▶ **Required action**:
The response must be made up of the lines in the entries below that contain "Jahren".

"""

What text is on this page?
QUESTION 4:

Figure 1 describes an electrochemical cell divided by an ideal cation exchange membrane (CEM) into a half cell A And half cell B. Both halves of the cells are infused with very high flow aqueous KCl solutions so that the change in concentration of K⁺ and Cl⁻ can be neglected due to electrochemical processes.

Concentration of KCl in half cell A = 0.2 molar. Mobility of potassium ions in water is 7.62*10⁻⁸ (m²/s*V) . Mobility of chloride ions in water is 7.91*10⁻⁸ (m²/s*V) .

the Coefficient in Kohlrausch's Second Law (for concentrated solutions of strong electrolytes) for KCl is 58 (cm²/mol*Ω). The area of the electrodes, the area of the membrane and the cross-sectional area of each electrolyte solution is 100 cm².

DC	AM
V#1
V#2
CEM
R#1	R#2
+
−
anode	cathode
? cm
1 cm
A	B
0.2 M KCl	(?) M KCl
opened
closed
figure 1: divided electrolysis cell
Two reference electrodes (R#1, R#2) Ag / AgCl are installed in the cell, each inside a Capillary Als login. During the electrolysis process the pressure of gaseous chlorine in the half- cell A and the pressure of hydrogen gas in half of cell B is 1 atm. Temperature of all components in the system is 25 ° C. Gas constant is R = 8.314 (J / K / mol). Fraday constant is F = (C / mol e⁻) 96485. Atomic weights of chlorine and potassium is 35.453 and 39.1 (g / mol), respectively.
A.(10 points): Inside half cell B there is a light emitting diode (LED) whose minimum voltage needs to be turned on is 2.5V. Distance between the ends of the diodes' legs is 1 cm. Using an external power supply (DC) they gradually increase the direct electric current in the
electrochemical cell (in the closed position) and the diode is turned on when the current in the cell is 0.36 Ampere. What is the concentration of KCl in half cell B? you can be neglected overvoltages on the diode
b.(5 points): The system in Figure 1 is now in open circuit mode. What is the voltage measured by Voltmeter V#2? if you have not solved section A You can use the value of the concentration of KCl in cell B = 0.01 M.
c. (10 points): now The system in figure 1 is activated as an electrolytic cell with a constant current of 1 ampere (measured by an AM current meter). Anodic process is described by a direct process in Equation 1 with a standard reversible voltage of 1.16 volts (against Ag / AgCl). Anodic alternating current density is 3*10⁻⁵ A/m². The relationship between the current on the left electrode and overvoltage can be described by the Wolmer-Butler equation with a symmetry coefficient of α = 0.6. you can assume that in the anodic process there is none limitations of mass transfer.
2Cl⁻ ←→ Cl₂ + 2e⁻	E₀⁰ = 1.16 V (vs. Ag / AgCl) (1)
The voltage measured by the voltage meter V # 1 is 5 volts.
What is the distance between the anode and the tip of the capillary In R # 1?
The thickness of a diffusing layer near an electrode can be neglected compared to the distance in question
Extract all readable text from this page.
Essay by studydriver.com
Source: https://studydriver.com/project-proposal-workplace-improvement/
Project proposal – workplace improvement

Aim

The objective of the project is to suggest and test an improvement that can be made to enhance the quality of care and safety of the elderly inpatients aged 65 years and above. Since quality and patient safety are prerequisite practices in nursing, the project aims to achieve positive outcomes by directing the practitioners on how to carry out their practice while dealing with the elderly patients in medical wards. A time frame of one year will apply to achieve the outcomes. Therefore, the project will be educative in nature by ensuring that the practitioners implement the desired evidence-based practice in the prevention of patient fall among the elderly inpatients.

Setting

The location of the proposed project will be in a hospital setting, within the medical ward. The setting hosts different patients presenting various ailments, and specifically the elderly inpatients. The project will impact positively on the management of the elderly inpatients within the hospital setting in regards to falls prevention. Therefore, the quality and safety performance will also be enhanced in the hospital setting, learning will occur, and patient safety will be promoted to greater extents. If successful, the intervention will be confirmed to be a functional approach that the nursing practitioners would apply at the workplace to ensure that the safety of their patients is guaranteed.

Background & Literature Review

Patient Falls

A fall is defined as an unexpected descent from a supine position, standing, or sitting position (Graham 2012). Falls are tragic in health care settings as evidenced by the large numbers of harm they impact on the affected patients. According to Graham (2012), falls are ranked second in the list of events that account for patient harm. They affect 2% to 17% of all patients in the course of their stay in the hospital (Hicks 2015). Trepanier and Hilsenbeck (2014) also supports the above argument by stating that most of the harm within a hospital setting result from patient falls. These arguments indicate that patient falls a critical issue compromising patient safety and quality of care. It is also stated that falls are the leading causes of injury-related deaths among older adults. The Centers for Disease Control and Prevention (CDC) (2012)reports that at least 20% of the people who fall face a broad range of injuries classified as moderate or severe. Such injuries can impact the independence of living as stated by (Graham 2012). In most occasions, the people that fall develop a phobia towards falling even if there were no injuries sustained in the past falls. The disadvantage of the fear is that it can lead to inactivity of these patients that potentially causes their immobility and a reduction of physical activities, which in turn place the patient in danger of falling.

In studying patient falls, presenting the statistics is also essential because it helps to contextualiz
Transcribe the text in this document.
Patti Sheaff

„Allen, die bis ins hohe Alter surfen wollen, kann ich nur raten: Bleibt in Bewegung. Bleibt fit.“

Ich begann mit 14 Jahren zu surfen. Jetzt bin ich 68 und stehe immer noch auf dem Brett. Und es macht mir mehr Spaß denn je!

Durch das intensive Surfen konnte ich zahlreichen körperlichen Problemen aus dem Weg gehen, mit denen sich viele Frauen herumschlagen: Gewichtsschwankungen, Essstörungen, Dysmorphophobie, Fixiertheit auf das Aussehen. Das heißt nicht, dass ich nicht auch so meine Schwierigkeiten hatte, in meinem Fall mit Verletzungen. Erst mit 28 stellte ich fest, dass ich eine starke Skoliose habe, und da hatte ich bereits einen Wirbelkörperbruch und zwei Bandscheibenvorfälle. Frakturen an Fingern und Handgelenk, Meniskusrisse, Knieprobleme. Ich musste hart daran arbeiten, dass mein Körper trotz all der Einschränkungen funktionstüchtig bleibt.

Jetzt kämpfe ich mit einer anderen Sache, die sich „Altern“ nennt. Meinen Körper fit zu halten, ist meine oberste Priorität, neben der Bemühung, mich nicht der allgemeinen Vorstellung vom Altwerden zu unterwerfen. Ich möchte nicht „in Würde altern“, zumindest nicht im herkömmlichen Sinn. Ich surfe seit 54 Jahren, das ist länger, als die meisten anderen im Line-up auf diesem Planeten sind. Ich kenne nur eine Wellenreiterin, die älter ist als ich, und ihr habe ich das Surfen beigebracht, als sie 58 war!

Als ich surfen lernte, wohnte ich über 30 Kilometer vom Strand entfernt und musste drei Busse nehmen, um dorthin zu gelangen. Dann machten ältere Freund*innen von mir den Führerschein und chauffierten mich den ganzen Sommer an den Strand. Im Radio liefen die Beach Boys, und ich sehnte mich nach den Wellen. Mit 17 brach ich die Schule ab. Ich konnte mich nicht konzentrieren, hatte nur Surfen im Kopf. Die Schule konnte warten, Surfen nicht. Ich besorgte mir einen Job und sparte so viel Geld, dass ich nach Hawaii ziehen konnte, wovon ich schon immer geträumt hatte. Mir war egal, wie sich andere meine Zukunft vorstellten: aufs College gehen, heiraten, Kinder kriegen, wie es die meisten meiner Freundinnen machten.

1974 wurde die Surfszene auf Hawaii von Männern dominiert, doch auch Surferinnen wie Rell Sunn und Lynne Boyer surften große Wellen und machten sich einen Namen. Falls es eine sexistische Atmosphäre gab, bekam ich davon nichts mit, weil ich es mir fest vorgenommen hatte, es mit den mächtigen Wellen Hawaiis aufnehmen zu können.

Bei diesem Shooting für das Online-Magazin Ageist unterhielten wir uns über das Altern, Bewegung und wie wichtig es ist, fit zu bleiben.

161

"""

▶ **Result**:
Ich begann mit 14 Jahren zu surfen. Jetzt bin ich 68 und stehe immer noch auf dem Brett. Und es macht mir mehr Spaß denn je!
Jetzt kämpfe ich mit einer anderen Sache, die sich „Altern“ nennt. Meinen Körper fit zu halten, ist meine oberste Priorität, neben der Bemühung, mich nicht der allgemeinen Vorstellung vom Altwerden zu unterwerfen. Ich möchte nicht „in Würde altern“, zumindest nicht im herkömmlichen Sinn. Ich surfe seit 54 Jahren, das ist länger, als die meisten anderen im Line-up auf diesem Planeten sind. Ich kenne nur eine Wellenreiterin, die älter ist als ich, und ihr habe ich das Surfen beigebracht, als sie 58 war!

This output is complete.